• **What to work on**: In the following material, identify every line holding the string "grid" and return it.

— START Data for the task —

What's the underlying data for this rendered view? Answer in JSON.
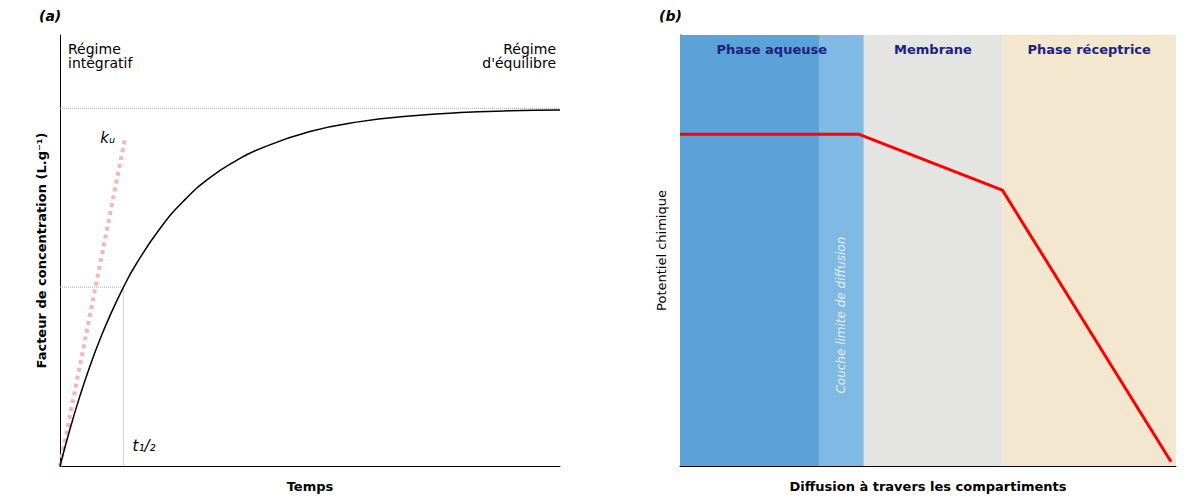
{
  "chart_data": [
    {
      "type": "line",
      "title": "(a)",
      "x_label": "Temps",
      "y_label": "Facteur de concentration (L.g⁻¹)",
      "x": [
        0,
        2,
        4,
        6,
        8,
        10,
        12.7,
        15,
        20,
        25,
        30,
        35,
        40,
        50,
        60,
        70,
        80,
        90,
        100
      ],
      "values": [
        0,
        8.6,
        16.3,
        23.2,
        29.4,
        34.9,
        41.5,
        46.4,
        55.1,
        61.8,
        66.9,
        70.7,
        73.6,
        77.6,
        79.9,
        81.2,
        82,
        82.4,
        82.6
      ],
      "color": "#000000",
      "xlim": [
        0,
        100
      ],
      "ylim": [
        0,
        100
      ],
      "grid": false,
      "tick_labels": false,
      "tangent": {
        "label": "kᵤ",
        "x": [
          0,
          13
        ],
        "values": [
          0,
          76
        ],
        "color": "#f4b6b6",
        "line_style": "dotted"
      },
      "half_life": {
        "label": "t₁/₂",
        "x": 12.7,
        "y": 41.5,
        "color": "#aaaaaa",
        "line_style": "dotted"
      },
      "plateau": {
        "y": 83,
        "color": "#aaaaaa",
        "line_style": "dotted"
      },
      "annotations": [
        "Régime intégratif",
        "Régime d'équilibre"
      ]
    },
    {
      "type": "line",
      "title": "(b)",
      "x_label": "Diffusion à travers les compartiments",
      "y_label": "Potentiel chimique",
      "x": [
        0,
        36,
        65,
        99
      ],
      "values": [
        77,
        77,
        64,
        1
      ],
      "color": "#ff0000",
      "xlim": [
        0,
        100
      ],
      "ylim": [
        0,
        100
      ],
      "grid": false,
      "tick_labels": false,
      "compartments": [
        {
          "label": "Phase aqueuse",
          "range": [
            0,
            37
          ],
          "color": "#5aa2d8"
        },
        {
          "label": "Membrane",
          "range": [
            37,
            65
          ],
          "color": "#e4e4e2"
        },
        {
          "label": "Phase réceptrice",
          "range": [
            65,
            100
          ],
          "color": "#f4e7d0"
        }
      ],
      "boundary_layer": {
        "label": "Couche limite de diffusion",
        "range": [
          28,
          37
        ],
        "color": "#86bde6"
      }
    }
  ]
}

— END Data for the task —
— START Data for the task —

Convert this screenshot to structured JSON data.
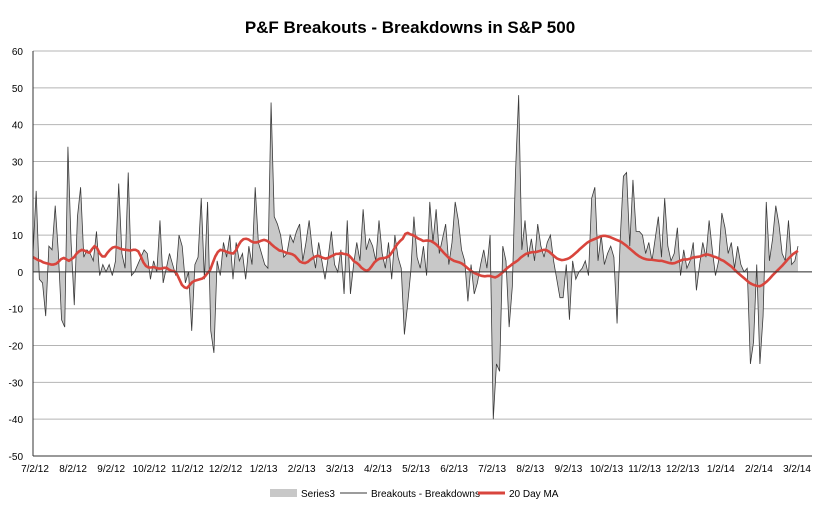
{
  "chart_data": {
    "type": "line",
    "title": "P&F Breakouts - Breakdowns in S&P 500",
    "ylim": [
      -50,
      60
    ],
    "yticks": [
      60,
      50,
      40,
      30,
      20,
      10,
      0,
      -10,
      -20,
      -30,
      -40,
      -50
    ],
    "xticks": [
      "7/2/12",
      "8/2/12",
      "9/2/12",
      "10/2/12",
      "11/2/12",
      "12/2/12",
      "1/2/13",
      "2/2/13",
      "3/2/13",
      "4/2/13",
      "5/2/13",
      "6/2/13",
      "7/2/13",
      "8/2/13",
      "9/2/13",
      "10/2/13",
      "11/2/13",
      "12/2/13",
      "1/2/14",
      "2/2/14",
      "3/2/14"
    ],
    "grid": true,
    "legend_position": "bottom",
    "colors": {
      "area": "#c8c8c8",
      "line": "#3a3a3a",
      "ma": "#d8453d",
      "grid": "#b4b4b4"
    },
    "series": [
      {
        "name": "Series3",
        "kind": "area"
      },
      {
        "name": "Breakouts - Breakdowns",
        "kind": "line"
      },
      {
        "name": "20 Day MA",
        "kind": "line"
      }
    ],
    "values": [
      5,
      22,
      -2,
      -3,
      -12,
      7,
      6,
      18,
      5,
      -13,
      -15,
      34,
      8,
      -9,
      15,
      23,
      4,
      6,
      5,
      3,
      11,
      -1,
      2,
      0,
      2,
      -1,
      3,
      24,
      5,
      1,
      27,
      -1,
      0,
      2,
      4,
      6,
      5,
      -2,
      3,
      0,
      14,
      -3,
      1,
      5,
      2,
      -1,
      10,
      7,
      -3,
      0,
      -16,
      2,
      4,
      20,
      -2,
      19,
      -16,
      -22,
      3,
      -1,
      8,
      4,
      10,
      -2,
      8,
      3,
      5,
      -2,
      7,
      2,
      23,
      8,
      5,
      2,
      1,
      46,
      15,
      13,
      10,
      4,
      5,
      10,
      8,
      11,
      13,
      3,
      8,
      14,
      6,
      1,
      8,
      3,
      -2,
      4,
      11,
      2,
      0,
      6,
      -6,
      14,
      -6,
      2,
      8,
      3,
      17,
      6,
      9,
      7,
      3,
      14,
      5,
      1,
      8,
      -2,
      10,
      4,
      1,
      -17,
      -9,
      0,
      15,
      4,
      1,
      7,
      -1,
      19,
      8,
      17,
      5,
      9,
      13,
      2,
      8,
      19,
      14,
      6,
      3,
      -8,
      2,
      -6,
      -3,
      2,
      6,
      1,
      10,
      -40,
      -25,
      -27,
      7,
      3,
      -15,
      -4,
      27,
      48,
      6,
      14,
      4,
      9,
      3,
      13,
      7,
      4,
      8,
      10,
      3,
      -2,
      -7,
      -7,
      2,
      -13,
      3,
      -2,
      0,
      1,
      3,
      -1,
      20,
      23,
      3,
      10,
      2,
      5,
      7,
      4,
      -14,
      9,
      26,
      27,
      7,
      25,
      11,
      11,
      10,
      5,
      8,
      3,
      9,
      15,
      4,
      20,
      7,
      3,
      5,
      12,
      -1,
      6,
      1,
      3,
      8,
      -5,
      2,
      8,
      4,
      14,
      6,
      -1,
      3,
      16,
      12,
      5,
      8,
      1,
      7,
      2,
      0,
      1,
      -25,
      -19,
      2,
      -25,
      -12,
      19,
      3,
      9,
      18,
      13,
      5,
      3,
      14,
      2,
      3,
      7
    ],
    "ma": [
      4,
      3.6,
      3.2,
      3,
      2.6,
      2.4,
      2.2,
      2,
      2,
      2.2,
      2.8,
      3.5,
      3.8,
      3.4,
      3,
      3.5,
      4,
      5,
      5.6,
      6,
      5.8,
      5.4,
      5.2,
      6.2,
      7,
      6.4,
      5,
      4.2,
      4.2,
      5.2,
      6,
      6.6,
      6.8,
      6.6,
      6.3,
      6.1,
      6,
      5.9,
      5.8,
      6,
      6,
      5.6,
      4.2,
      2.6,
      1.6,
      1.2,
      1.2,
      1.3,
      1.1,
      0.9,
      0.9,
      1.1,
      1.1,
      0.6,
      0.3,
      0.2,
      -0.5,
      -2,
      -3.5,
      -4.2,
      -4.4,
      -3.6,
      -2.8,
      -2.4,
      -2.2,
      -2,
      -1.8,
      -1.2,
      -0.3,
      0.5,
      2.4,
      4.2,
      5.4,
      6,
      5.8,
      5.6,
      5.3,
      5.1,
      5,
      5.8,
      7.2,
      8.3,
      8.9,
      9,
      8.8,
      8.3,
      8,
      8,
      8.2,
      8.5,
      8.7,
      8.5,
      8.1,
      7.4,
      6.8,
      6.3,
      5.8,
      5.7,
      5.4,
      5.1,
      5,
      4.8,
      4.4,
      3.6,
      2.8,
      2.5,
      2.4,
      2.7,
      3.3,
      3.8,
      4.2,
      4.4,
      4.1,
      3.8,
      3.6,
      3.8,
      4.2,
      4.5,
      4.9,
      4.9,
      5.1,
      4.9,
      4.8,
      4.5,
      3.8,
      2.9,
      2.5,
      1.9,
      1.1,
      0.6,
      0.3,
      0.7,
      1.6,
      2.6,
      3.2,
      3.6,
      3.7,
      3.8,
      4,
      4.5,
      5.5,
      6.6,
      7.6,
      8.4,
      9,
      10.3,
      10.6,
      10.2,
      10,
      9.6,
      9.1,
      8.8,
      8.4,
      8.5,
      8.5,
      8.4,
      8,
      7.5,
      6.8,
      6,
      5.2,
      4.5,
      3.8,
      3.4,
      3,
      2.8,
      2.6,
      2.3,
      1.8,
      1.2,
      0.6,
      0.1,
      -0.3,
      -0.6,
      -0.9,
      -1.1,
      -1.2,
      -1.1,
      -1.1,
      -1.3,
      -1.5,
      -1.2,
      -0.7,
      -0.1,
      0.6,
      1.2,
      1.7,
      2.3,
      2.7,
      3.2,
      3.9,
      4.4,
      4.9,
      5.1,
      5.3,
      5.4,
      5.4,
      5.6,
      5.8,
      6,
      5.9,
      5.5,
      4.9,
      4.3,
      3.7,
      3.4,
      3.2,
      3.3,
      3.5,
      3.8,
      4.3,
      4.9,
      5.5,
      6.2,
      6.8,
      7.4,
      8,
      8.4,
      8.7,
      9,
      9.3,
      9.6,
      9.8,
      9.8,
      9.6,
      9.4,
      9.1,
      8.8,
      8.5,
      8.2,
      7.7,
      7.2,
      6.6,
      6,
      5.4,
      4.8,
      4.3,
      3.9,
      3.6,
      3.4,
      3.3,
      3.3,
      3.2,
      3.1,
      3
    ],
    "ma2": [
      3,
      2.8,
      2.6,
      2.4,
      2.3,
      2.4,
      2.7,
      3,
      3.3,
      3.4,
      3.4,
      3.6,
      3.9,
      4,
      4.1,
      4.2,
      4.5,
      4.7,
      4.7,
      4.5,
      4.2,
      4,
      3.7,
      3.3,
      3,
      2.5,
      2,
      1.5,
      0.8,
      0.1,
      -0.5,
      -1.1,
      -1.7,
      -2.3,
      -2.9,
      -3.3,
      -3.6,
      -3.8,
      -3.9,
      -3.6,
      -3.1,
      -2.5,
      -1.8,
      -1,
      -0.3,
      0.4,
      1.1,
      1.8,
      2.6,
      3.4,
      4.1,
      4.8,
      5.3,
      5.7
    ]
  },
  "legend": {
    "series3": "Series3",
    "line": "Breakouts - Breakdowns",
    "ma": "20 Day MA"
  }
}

— END Data for the task —
— START Data for the task —

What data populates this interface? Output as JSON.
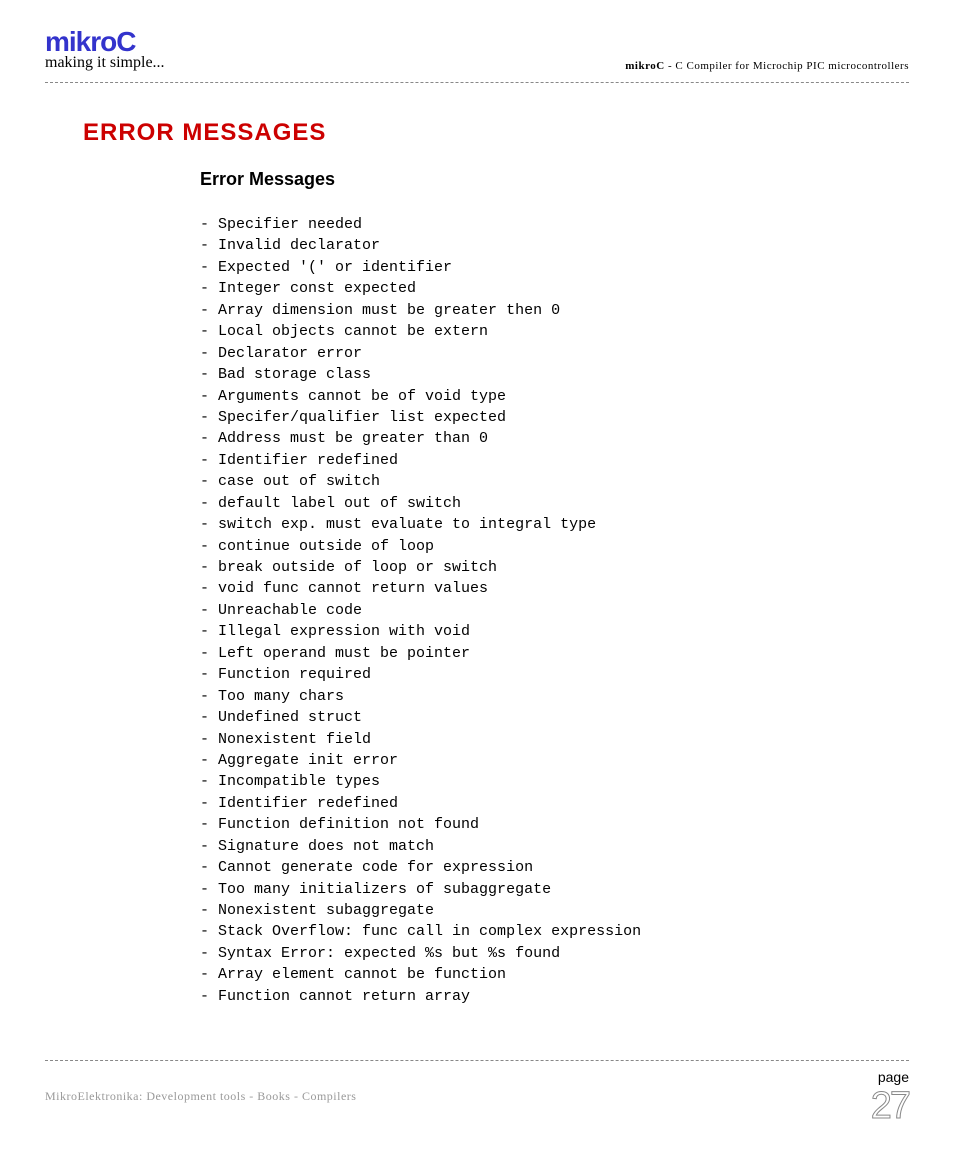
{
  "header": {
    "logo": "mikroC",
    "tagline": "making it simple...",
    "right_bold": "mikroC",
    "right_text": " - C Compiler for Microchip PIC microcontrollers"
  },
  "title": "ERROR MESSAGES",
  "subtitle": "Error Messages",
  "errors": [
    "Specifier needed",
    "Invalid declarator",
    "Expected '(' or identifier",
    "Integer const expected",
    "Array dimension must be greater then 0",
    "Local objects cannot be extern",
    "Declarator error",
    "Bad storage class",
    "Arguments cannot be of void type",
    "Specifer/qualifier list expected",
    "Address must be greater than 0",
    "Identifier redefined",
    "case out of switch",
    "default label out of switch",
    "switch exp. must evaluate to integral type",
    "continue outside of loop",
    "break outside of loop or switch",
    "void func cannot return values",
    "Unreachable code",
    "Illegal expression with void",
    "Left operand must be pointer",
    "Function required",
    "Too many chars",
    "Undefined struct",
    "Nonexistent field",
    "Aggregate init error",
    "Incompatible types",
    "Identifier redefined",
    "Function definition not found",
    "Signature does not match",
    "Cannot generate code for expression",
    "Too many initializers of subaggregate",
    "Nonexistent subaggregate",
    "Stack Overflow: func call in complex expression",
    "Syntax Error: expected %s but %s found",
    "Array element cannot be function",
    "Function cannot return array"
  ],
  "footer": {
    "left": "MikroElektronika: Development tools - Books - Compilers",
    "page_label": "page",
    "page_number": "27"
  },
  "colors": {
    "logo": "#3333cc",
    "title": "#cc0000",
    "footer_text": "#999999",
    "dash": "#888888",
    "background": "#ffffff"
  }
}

— END Data for the task —

• **Worked solution**:
      "grid": false,
      "grid": false,
    "grid": true,
      "grid": "#b4b4b4"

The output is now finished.